> [Task to carry out]
From the listing below, copy every line with the word "Pending".
┌────────
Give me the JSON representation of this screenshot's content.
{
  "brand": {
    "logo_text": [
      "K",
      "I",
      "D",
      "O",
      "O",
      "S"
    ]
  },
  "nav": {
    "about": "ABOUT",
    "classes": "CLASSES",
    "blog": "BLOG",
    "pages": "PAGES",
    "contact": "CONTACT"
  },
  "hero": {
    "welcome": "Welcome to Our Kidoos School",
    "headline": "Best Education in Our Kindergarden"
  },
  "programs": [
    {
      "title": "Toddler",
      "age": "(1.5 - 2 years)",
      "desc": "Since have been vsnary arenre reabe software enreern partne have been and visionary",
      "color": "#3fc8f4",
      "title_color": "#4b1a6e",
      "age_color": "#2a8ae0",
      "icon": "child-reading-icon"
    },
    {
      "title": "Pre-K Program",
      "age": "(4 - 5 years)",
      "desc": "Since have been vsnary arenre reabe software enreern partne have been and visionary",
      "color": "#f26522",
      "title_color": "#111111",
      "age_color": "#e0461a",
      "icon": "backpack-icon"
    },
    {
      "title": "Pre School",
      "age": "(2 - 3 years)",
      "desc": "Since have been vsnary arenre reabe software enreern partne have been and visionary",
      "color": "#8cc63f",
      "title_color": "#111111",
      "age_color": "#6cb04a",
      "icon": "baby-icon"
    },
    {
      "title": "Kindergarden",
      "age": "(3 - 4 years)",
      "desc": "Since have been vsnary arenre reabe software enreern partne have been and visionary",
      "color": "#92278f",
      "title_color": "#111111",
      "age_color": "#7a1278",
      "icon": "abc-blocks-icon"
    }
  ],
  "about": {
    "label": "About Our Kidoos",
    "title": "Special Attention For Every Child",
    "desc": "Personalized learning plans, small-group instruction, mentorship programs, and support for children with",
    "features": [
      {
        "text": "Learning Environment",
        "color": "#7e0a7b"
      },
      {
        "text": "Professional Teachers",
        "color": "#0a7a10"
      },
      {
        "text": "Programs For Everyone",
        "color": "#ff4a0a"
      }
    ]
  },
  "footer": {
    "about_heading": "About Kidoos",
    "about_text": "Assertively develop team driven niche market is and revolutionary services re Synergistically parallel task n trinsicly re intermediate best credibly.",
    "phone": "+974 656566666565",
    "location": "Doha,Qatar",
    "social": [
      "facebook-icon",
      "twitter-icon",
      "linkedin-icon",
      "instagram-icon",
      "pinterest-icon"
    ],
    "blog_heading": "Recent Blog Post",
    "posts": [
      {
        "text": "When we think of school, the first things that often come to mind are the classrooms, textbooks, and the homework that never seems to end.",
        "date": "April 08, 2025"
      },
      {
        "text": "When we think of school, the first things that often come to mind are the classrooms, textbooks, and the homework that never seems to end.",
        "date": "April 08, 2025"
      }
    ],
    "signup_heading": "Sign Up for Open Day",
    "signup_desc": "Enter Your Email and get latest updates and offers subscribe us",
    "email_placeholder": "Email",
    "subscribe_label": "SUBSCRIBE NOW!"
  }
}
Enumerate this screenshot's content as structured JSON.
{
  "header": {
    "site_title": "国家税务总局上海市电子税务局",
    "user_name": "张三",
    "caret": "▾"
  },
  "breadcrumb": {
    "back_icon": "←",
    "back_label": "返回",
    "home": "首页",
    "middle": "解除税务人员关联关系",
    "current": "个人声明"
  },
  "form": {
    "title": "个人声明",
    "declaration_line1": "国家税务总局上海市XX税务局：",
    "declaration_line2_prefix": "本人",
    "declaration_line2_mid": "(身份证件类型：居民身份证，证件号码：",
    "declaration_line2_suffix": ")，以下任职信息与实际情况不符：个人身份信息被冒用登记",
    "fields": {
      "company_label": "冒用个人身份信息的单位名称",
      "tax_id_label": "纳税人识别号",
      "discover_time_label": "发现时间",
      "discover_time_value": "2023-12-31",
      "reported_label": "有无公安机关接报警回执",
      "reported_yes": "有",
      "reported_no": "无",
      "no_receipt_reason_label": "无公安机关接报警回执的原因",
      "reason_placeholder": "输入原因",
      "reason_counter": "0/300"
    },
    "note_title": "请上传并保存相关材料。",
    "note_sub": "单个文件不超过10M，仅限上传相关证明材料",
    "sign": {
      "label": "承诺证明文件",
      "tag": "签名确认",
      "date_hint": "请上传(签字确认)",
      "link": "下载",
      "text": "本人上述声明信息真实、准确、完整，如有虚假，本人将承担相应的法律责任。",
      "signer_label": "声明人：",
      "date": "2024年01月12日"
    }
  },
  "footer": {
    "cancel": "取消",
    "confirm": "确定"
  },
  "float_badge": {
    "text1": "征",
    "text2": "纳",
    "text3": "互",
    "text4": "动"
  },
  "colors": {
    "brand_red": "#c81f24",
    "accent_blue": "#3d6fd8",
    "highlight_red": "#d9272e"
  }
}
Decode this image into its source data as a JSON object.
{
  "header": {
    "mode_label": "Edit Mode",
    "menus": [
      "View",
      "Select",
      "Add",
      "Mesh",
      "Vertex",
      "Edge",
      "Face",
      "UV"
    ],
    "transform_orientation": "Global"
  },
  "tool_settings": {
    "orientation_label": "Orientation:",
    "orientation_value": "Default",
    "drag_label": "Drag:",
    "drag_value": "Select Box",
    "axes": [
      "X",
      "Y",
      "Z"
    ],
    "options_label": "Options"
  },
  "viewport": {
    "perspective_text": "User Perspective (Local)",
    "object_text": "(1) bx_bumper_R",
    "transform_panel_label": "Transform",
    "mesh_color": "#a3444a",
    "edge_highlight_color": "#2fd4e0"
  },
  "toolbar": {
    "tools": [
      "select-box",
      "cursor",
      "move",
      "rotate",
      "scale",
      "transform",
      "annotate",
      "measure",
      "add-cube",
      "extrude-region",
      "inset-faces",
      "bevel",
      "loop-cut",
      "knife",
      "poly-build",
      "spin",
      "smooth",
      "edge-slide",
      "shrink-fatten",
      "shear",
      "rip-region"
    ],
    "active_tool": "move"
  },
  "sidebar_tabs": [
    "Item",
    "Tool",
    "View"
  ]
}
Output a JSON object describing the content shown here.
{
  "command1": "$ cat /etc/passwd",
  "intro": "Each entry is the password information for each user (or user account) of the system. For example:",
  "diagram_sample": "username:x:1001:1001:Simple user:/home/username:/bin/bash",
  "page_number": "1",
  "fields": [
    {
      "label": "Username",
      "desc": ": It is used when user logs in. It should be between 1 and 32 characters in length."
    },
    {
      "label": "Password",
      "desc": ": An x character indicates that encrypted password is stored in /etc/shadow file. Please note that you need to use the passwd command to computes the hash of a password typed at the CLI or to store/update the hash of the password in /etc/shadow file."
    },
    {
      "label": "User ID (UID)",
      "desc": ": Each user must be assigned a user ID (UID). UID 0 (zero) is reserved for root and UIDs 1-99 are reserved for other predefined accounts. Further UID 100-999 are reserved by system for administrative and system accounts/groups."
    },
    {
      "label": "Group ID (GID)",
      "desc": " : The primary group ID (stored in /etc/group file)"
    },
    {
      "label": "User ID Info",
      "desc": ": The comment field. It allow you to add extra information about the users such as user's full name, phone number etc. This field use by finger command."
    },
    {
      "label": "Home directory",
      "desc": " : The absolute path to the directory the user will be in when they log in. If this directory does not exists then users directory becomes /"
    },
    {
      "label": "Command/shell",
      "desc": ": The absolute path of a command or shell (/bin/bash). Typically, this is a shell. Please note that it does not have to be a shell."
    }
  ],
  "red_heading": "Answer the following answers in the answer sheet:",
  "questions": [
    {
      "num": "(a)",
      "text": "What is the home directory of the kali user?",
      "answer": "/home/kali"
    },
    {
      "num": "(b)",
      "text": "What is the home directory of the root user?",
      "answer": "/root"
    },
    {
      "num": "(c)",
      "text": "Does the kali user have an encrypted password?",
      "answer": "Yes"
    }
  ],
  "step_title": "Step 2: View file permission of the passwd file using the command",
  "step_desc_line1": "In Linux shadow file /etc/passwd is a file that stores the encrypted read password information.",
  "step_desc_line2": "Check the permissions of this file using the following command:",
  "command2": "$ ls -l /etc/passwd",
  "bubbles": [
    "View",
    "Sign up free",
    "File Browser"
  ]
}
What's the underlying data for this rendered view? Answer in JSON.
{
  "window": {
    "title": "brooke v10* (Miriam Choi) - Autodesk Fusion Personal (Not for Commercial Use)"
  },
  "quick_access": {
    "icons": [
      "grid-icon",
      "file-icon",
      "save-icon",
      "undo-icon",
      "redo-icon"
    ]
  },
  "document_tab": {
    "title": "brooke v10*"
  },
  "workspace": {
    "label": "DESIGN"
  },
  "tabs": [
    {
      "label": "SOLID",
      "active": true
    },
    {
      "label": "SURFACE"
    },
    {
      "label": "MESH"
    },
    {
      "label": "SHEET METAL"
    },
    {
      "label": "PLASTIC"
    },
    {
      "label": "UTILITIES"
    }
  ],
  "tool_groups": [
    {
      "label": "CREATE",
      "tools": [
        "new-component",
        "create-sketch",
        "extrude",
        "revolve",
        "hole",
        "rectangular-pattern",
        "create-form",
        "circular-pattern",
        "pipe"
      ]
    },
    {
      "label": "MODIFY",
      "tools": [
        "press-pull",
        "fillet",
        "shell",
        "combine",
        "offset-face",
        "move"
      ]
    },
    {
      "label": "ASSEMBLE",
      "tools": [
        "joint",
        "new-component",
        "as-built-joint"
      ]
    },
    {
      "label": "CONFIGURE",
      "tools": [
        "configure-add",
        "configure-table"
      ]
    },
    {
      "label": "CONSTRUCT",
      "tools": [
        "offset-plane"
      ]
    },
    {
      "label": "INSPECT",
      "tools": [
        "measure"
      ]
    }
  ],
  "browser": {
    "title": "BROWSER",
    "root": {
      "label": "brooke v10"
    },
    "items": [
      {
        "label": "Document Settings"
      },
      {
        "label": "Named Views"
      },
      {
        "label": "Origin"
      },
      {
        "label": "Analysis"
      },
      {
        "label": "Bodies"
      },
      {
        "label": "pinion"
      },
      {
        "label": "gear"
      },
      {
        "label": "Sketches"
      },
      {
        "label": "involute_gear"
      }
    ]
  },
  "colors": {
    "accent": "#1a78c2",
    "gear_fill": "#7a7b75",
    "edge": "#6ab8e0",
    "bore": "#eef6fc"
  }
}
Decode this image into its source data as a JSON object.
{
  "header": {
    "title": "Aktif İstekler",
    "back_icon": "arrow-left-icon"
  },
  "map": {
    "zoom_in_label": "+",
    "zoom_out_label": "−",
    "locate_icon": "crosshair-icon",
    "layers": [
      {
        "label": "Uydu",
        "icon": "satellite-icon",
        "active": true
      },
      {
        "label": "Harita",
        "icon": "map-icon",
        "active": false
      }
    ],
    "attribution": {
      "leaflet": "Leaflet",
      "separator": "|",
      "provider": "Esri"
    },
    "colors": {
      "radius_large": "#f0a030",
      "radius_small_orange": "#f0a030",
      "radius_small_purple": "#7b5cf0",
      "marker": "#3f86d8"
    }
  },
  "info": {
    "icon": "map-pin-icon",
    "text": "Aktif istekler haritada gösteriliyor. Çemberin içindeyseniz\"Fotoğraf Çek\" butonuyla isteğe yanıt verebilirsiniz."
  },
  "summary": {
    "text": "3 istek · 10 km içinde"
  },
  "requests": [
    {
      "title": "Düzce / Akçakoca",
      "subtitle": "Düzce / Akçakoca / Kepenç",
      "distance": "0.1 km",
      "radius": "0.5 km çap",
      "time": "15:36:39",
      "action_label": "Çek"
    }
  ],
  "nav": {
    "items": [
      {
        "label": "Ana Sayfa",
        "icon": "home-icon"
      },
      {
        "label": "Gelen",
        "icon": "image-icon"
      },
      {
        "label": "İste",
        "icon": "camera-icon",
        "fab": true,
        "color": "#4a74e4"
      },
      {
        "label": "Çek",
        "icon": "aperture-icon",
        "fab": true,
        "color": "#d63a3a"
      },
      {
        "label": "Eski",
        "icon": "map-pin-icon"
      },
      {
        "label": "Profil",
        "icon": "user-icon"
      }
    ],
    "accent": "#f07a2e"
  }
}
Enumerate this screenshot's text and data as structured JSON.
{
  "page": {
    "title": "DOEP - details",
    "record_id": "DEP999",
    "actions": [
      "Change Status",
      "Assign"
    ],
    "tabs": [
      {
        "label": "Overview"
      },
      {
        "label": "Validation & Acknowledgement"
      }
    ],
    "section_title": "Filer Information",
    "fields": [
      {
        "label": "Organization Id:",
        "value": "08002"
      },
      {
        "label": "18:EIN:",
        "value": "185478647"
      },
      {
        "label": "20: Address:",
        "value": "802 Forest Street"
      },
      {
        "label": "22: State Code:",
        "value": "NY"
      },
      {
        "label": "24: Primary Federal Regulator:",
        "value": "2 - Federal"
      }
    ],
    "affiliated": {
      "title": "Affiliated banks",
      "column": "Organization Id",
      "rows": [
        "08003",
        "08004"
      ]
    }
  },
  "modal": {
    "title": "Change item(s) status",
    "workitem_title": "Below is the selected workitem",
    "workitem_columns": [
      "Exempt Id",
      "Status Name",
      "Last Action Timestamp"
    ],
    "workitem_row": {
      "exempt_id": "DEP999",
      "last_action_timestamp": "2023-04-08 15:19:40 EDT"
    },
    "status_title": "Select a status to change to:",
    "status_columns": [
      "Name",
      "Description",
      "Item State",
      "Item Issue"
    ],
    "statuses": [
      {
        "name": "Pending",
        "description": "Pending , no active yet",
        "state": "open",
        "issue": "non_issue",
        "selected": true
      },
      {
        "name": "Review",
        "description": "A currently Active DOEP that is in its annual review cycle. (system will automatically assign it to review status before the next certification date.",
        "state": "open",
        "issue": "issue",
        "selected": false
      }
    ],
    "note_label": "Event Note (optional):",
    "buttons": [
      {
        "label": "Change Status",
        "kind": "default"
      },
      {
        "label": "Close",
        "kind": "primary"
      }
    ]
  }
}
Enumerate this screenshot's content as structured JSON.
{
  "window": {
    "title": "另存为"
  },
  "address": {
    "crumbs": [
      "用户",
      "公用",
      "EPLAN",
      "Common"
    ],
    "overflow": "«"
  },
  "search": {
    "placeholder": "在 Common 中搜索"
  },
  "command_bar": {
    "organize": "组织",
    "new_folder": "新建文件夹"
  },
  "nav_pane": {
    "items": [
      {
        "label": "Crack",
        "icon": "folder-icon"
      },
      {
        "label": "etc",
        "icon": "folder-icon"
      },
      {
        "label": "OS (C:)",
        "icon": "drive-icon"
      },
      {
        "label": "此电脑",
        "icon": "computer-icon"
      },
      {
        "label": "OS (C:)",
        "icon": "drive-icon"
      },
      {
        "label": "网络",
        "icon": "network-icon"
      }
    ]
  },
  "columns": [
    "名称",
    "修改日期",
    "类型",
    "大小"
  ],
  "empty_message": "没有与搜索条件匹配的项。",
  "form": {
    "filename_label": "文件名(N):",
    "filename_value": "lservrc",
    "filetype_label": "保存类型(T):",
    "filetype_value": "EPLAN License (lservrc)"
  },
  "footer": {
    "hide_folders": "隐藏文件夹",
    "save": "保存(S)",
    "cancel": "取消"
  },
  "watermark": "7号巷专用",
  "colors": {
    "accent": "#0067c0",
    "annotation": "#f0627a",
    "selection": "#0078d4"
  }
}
└────────
> [Response]
        "name": "Pending",
        "description": "Pending , no active yet",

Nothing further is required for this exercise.